Objective =
In the listing below, count the lines containing the string "ESTANTERÍAS" and state only the number.

[Lines of data]
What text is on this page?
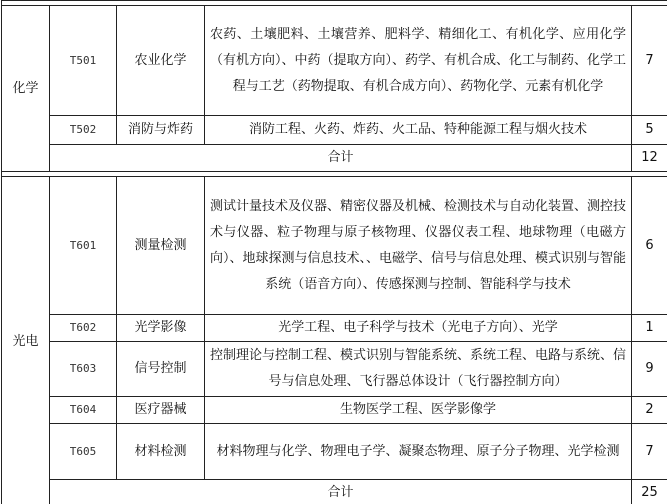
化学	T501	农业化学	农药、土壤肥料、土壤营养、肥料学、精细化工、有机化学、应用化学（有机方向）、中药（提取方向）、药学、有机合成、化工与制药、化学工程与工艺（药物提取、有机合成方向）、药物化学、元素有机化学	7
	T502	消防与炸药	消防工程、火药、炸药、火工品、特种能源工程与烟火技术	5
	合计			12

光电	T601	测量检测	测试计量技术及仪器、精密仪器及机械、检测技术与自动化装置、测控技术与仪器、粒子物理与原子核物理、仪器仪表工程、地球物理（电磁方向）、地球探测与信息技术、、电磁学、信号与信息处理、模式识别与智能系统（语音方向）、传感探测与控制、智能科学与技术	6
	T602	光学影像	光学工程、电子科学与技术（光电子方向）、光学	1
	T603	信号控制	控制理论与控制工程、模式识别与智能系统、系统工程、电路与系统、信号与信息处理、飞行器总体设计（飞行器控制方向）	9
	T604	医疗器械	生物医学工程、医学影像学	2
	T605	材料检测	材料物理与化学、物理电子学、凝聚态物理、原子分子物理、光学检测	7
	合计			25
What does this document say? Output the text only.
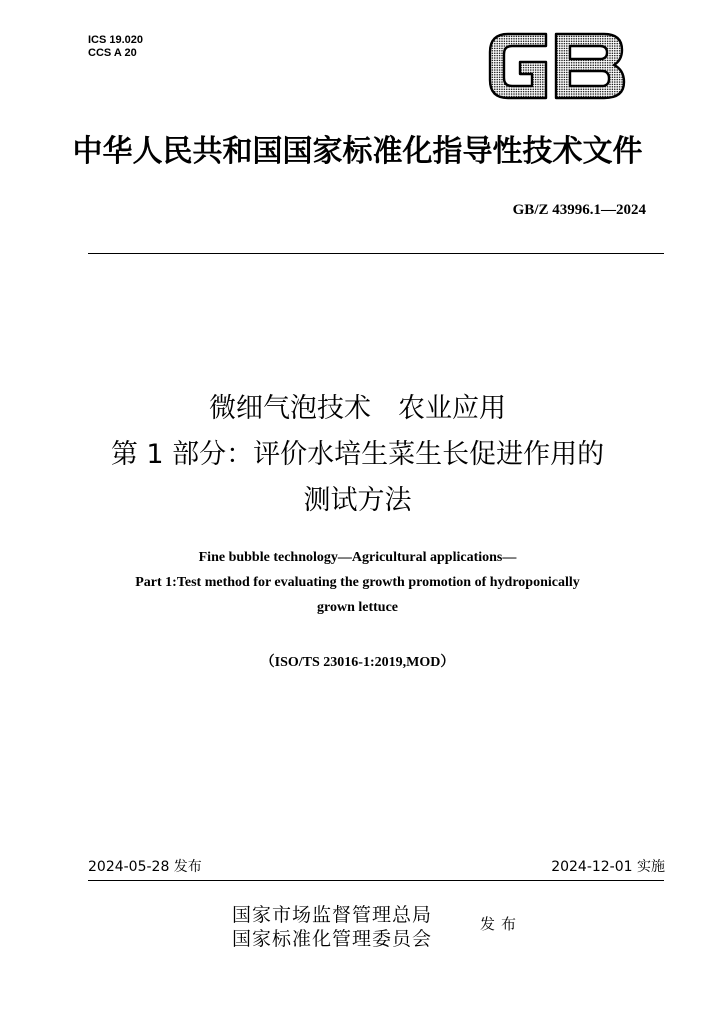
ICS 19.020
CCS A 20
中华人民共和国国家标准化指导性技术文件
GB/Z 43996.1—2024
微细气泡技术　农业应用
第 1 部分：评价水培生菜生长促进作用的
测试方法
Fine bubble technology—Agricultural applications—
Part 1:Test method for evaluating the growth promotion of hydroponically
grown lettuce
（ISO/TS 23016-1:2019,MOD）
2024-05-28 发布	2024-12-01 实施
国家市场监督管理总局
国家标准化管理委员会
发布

...

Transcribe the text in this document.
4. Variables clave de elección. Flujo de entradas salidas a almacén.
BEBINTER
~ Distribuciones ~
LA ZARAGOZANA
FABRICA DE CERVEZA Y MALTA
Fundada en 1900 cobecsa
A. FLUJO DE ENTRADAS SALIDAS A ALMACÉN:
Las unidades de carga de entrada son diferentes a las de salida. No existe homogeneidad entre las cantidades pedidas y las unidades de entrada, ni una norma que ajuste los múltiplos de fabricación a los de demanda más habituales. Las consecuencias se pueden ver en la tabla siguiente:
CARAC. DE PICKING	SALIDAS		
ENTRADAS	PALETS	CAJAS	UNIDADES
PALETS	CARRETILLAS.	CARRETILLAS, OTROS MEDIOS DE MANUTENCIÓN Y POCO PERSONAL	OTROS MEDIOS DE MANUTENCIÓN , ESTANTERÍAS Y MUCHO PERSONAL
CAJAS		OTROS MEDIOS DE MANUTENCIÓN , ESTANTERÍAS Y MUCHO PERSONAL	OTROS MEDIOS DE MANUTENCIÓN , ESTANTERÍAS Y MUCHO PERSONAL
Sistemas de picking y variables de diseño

Exercise solution =
2